### [PROMPT]
Restate the full set of records exactly, word for word.

[Extracted data entries]
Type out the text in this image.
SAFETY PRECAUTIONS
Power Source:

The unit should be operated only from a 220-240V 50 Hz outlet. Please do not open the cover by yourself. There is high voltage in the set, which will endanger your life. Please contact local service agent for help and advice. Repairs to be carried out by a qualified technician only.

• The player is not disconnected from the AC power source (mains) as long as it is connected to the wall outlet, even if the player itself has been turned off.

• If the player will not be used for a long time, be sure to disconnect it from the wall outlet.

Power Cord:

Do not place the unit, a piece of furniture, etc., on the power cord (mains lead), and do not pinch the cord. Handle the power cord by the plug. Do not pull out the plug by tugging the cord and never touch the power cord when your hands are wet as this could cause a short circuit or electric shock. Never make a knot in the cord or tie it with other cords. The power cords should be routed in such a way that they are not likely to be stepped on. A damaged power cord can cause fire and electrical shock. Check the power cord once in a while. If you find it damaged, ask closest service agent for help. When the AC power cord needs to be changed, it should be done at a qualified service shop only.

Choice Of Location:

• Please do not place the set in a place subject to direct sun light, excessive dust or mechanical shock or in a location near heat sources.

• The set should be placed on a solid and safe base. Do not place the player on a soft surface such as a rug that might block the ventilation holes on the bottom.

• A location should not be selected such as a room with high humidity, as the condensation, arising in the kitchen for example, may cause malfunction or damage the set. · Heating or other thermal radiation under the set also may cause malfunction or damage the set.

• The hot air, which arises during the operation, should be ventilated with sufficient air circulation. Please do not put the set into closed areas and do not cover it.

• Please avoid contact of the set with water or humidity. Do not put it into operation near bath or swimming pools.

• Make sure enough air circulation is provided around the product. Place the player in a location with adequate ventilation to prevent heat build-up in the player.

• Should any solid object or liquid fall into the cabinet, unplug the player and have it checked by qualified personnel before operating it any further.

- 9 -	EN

### [RESULT OF THIS TASK]
Type out the text in this image.
SAFETY PRECAUTIONS
Power Source:

The unit should be operated only from a 220-240V 50 Hz outlet. Please do not open the cover by yourself. There is high voltage in the set, which will endanger your life. Please contact local service agent for help and advice. Repairs to be carried out by a qualified technician only.

• The player is not disconnected from the AC power source (mains) as long as it is connected to the wall outlet, even if the player itself has been turned off.

• If the player will not be used for a long time, be sure to disconnect it from the wall outlet.

Power Cord:

Do not place the unit, a piece of furniture, etc., on the power cord (mains lead), and do not pinch the cord. Handle the power cord by the plug. Do not pull out the plug by tugging the cord and never touch the power cord when your hands are wet as this could cause a short circuit or electric shock. Never make a knot in the cord or tie it with other cords. The power cords should be routed in such a way that they are not likely to be stepped on. A damaged power cord can cause fire and electrical shock. Check the power cord once in a while. If you find it damaged, ask closest service agent for help. When the AC power cord needs to be changed, it should be done at a qualified service shop only.

Choice Of Location:

• Please do not place the set in a place subject to direct sun light, excessive dust or mechanical shock or in a location near heat sources.

• The set should be placed on a solid and safe base. Do not place the player on a soft surface such as a rug that might block the ventilation holes on the bottom.

• A location should not be selected such as a room with high humidity, as the condensation, arising in the kitchen for example, may cause malfunction or damage the set. · Heating or other thermal radiation under the set also may cause malfunction or damage the set.

• The hot air, which arises during the operation, should be ventilated with sufficient air circulation. Please do not put the set into closed areas and do not cover it.

• Please avoid contact of the set with water or humidity. Do not put it into operation near bath or swimming pools.

• Make sure enough air circulation is provided around the product. Place the player in a location with adequate ventilation to prevent heat build-up in the player.

• Should any solid object or liquid fall into the cabinet, unplug the player and have it checked by qualified personnel before operating it any further.

- 9 -	EN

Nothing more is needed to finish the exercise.